Problem statement: Retype each line exactly. Skip images.

Provided data:

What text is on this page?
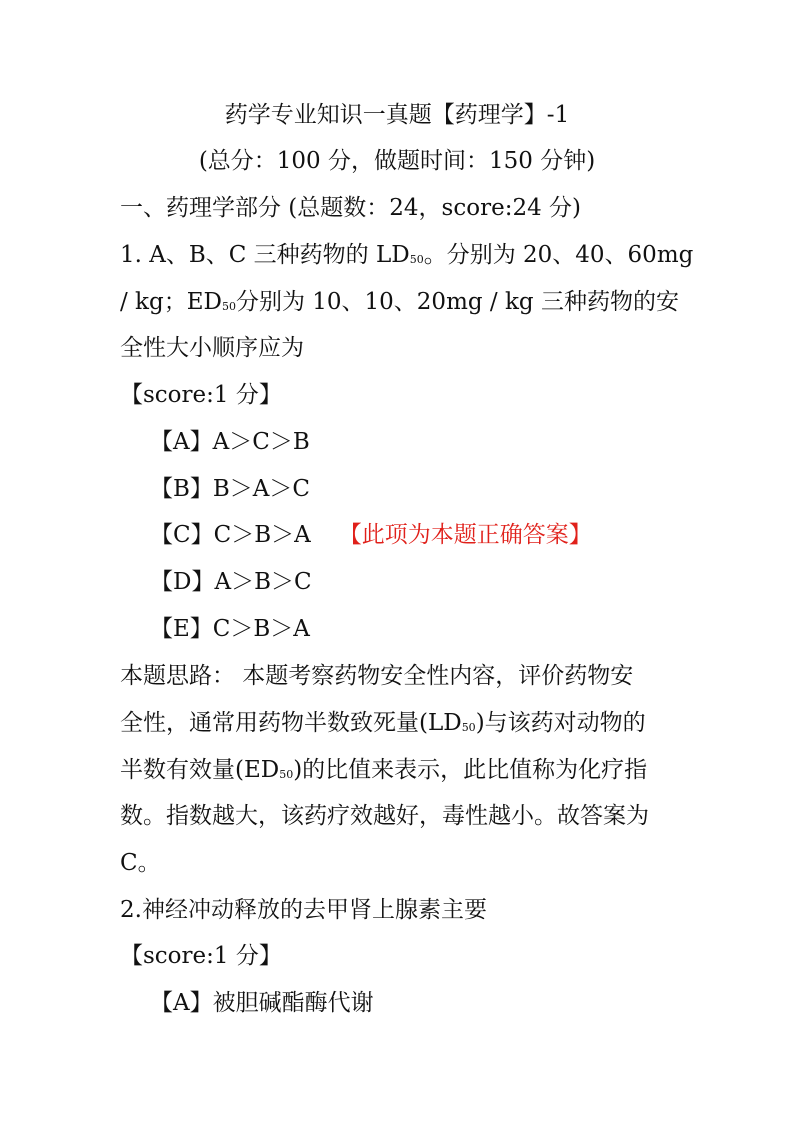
药学专业知识一真题【药理学】-1
(总分：100 分，做题时间：150 分钟)
一、药理学部分 (总题数：24，score:24 分)
1. A、B、C 三种药物的 $LD_{50}$。分别为 20、40、60mg
/ kg；$ED_{50}$分别为 10、10、20mg / kg 三种药物的安
全性大小顺序应为
【score:1 分】
【A】A＞C＞B
【B】B＞A＞C
【C】C＞B＞A 【此项为本题正确答案】
【D】A＞B＞C
【E】C＞B＞A
本题思路： 本题考察药物安全性内容，评价药物安
全性，通常用药物半数致死量$(LD_{50})$与该药对动物的
半数有效量$(ED_{50})$的比值来表示，此比值称为化疗指
数。指数越大，该药疗效越好，毒性越小。故答案为
C。
2.神经冲动释放的去甲肾上腺素主要
【score:1 分】
【A】被胆碱酯酶代谢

Result for this exercise:
What text is on this page?
药学专业知识一真题【药理学】-1
(总分：100 分，做题时间：150 分钟)
一、药理学部分 (总题数：24，score:24 分)
1. A、B、C 三种药物的 $LD_{50}$。分别为 20、40、60mg
/ kg；$ED_{50}$分别为 10、10、20mg / kg 三种药物的安
全性大小顺序应为
【score:1 分】
【A】A＞C＞B
【B】B＞A＞C
【C】C＞B＞A 【此项为本题正确答案】
【D】A＞B＞C
【E】C＞B＞A
本题思路： 本题考察药物安全性内容，评价药物安
全性，通常用药物半数致死量$(LD_{50})$与该药对动物的
半数有效量$(ED_{50})$的比值来表示，此比值称为化疗指
数。指数越大，该药疗效越好，毒性越小。故答案为
C。
2.神经冲动释放的去甲肾上腺素主要
【score:1 分】
【A】被胆碱酯酶代谢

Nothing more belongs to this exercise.